▶ _Exercise directions_
Which lines below hold the word "style"? Copy all of them.

■ ■ ■

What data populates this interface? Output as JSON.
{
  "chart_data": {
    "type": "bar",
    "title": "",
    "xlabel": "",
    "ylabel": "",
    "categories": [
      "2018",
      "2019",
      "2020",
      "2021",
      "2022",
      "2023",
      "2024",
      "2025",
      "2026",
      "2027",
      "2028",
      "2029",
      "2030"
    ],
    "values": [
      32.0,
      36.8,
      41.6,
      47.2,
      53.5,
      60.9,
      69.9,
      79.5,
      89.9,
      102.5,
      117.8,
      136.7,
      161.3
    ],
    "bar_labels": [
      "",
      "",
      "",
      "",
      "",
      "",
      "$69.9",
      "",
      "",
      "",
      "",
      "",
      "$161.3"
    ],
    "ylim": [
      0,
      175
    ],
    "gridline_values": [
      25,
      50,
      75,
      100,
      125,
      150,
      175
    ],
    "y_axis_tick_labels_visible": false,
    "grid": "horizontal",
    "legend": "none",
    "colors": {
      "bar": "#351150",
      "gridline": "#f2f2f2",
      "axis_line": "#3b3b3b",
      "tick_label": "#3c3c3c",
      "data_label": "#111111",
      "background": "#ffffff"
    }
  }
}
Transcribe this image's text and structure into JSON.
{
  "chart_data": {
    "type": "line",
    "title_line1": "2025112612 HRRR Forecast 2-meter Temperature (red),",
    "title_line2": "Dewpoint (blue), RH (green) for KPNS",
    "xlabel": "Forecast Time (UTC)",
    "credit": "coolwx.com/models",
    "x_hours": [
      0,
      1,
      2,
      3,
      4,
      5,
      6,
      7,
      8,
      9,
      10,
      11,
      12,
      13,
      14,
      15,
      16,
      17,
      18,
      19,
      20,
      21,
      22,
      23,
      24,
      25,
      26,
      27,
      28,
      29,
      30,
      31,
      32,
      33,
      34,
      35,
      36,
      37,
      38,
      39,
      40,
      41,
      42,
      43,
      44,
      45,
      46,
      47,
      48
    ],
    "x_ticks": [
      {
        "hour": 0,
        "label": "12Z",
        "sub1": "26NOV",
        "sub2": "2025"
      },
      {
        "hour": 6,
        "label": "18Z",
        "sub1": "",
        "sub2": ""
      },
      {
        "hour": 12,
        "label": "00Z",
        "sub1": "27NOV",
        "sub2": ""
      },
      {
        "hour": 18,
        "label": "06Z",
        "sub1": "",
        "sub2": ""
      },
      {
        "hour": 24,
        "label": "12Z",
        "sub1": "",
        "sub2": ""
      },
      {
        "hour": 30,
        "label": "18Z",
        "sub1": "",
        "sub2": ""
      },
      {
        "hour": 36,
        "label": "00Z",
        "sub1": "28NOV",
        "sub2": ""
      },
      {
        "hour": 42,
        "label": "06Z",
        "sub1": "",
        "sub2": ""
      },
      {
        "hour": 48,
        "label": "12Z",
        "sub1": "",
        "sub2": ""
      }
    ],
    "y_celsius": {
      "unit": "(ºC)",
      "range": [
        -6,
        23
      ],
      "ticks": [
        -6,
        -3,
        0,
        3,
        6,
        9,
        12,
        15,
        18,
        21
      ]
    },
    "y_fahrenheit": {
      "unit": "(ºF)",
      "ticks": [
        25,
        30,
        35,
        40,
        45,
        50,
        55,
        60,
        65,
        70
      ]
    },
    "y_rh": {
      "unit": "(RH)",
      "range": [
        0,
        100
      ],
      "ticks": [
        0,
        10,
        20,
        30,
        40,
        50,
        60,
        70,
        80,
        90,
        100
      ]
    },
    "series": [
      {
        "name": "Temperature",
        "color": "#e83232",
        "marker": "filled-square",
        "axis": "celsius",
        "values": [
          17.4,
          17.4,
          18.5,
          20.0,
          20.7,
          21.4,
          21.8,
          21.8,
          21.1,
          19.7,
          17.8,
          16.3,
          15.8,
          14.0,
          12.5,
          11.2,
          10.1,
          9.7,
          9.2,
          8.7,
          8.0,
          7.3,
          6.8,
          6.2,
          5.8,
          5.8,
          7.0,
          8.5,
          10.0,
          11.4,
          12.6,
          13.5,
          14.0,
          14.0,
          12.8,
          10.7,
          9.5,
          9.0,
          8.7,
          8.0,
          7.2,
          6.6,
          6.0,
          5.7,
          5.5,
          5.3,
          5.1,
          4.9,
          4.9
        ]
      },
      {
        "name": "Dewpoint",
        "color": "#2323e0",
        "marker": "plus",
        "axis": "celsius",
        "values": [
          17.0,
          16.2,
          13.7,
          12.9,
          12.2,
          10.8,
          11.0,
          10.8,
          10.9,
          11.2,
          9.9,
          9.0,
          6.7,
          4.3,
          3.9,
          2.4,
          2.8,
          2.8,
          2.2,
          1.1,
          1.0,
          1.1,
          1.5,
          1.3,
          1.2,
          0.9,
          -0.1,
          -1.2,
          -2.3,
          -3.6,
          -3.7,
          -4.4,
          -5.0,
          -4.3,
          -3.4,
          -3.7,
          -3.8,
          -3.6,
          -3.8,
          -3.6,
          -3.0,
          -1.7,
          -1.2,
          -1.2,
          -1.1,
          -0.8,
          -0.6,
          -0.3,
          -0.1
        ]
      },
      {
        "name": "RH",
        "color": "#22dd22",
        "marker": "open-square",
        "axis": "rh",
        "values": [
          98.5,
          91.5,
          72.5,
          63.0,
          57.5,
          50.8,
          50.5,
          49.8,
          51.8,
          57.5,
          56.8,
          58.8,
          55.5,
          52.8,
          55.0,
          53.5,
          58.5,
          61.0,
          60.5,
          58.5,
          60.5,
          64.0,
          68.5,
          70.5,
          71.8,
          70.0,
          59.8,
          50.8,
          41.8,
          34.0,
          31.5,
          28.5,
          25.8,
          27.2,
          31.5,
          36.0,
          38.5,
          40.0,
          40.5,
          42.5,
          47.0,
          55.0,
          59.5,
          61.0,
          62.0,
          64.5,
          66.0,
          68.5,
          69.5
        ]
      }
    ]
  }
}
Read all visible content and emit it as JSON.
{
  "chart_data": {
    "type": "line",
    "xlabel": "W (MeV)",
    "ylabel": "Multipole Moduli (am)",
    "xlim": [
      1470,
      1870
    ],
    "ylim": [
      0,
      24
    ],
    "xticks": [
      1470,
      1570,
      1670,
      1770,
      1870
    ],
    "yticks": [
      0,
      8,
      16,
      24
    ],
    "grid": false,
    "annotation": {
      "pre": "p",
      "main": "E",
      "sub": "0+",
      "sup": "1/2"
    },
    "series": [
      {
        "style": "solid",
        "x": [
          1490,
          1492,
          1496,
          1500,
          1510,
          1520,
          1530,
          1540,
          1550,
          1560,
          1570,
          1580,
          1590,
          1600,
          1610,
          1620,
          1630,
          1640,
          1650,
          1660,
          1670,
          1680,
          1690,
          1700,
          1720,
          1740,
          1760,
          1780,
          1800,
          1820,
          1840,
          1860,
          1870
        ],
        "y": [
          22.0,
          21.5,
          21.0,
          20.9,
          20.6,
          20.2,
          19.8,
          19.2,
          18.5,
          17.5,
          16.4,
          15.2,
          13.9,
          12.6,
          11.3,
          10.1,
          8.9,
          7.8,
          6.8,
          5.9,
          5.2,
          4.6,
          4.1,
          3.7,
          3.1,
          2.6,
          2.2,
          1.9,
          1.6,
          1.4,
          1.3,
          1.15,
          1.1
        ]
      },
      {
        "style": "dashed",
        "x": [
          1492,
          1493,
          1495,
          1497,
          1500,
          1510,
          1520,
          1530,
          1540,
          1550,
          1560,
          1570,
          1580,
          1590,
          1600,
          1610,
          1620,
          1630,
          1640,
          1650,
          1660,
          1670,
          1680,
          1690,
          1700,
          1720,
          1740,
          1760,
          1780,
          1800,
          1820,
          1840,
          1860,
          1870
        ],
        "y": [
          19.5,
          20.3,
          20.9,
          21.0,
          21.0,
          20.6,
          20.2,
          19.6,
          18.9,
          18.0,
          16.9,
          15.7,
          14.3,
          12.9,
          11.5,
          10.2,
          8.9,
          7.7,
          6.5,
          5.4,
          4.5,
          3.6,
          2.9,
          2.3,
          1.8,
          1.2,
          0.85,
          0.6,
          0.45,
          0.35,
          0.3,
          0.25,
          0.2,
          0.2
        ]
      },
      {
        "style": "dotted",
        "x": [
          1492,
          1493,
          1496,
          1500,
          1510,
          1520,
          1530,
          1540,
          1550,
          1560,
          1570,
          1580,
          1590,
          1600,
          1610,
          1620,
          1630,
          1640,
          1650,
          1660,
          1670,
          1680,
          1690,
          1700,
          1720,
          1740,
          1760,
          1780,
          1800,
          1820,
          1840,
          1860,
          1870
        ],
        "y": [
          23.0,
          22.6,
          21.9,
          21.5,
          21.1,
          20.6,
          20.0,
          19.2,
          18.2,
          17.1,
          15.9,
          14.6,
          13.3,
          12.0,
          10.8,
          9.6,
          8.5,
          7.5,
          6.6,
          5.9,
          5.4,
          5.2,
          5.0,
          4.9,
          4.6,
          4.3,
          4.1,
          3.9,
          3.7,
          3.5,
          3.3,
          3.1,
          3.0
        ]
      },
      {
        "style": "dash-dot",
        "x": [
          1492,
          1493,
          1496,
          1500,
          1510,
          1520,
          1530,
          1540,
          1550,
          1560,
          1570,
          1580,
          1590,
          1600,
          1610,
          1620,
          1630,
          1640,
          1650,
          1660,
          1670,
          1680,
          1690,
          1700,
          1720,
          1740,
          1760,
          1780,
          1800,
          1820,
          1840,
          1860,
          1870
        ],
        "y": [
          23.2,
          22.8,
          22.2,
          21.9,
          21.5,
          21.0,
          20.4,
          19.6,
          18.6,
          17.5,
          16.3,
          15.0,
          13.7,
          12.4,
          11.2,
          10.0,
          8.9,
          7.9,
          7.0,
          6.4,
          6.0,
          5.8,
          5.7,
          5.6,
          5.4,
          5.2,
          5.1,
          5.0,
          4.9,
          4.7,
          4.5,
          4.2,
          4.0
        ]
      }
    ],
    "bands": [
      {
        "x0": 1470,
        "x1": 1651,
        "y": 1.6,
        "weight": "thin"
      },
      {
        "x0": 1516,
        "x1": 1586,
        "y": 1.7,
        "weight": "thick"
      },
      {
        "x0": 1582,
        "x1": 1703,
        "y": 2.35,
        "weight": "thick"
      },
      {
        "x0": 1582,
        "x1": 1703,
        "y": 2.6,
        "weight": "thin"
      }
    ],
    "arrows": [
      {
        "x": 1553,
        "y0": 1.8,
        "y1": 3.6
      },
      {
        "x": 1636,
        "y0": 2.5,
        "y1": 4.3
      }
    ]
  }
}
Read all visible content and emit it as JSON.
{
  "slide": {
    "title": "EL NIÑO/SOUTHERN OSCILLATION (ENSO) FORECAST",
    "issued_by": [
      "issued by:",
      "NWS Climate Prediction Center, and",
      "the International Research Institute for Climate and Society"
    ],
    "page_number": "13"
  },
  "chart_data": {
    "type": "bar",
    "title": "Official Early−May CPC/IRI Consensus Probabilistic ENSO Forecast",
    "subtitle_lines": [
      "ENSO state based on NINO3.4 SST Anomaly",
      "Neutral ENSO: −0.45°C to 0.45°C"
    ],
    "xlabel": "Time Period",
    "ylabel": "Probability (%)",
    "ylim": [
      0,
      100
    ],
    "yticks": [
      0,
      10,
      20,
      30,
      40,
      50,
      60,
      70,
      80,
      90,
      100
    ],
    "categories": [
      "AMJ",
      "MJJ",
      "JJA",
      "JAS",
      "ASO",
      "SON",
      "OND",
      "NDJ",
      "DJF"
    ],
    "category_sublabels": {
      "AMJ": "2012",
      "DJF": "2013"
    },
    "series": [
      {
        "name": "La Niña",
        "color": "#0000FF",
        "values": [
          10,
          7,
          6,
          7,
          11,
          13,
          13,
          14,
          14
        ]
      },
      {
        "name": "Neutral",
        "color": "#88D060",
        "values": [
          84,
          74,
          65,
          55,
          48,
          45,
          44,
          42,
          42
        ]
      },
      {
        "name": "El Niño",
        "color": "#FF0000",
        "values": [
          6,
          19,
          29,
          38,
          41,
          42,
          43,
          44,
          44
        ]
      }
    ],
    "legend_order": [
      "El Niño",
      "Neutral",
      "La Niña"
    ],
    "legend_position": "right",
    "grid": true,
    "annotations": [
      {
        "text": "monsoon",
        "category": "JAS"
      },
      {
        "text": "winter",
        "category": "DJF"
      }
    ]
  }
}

■ ■ ■

▶ _Answer to the exercise_
        "style": "solid",
        "style": "dashed",
        "style": "dotted",
        "style": "dash-dot",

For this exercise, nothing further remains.